Given exercise.
Copy each line that contains the string "components".

Available records.
####

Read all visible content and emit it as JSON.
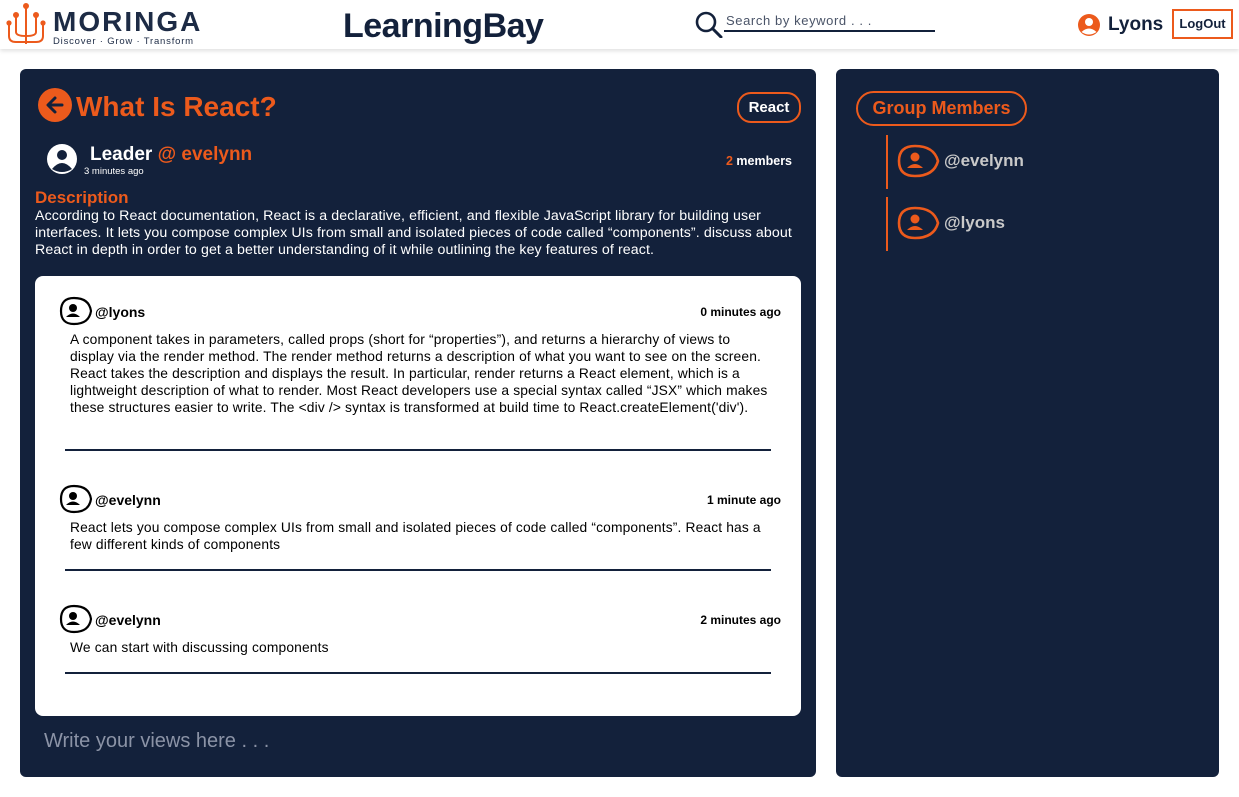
{
  "header": {
    "logo_word": "MORINGA",
    "logo_tagline": "Discover · Grow · Transform",
    "brand": "LearningBay",
    "search_placeholder": "Search by keyword . . .",
    "username": "Lyons",
    "logout_label": "LogOut"
  },
  "topic": {
    "title": "What Is React?",
    "tag": "React",
    "leader_label": "Leader ",
    "leader_handle": "@ evelynn",
    "posted_time": "3 minutes ago",
    "members_count": "2",
    "members_label": " members",
    "description_heading": "Description",
    "description": "According to React documentation, React is a declarative, efficient, and flexible JavaScript library for building user interfaces. It lets you compose complex UIs from small and isolated pieces of code called “components”. discuss about React in depth in order to get a better understanding of it while outlining the key features of react."
  },
  "comments": [
    {
      "user": "@lyons",
      "time": "0 minutes ago",
      "text": "A component takes in parameters, called props (short for “properties”), and returns a hierarchy of views to display via the render method. The render method returns a description of what you want to see on the screen. React takes the description and displays the result. In particular, render returns a React element, which is a lightweight description of what to render. Most React developers use a special syntax called “JSX” which makes these structures easier to write. The <div /> syntax is transformed at build time to React.createElement('div')."
    },
    {
      "user": "@evelynn",
      "time": "1 minute ago",
      "text": "React lets you compose complex UIs from small and isolated pieces of code called “components”. React has a few different kinds of components"
    },
    {
      "user": "@evelynn",
      "time": "2 minutes ago",
      "text": "We can start with discussing components"
    }
  ],
  "composer": {
    "placeholder": "Write your views here . . ."
  },
  "sidebar": {
    "heading": "Group Members",
    "members": [
      {
        "handle": "@evelynn"
      },
      {
        "handle": "@lyons"
      }
    ]
  },
  "icons": {
    "search": "search-icon",
    "user": "user-icon",
    "back": "arrow-left-icon",
    "avatar": "avatar-icon"
  },
  "colors": {
    "navy": "#13213b",
    "accent": "#ec5a1c",
    "white": "#ffffff"
  }
}
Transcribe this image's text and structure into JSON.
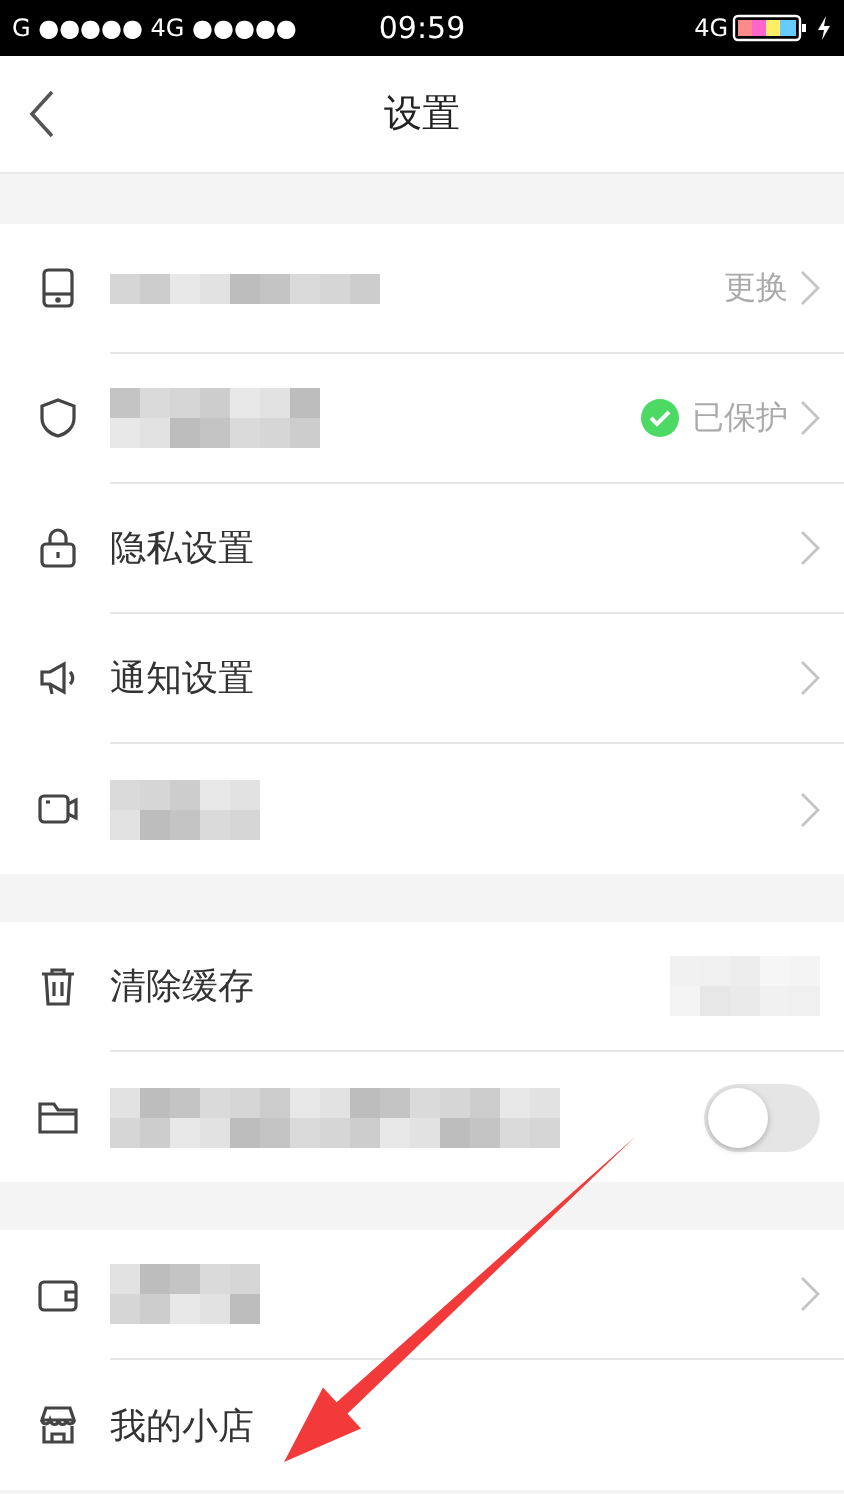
{
  "status_bar": {
    "carrier": "G ●●●●● 4G ●●●●●",
    "time": "09:59",
    "network": "4G"
  },
  "nav": {
    "title": "设置"
  },
  "groups": [
    {
      "rows": [
        {
          "masked": true,
          "value": "更换",
          "chevron": true
        },
        {
          "masked": true,
          "value": "已保护",
          "verified": true,
          "chevron": true
        },
        {
          "label": "隐私设置",
          "chevron": true
        },
        {
          "label": "通知设置",
          "chevron": true
        },
        {
          "masked": true,
          "chevron": true
        }
      ]
    },
    {
      "rows": [
        {
          "label": "清除缓存",
          "value_masked": true,
          "chevron": false
        },
        {
          "masked": true,
          "toggle": {
            "on": false
          },
          "chevron": false
        }
      ]
    },
    {
      "rows": [
        {
          "masked": true,
          "chevron": true
        },
        {
          "label": "我的小店",
          "chevron": false
        }
      ]
    }
  ],
  "annotation": {
    "kind": "arrow"
  }
}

####

The reply.
    "description": "According to React documentation, React is a declarative, efficient, and flexible JavaScript library for building user interfaces. It lets you compose complex UIs from small and isolated pieces of code called “components”. discuss about React in depth in order to get a better understanding of it while outlining the key features of react."
      "text": "React lets you compose complex UIs from small and isolated pieces of code called “components”. React has a few different kinds of components"
      "text": "We can start with discussing components"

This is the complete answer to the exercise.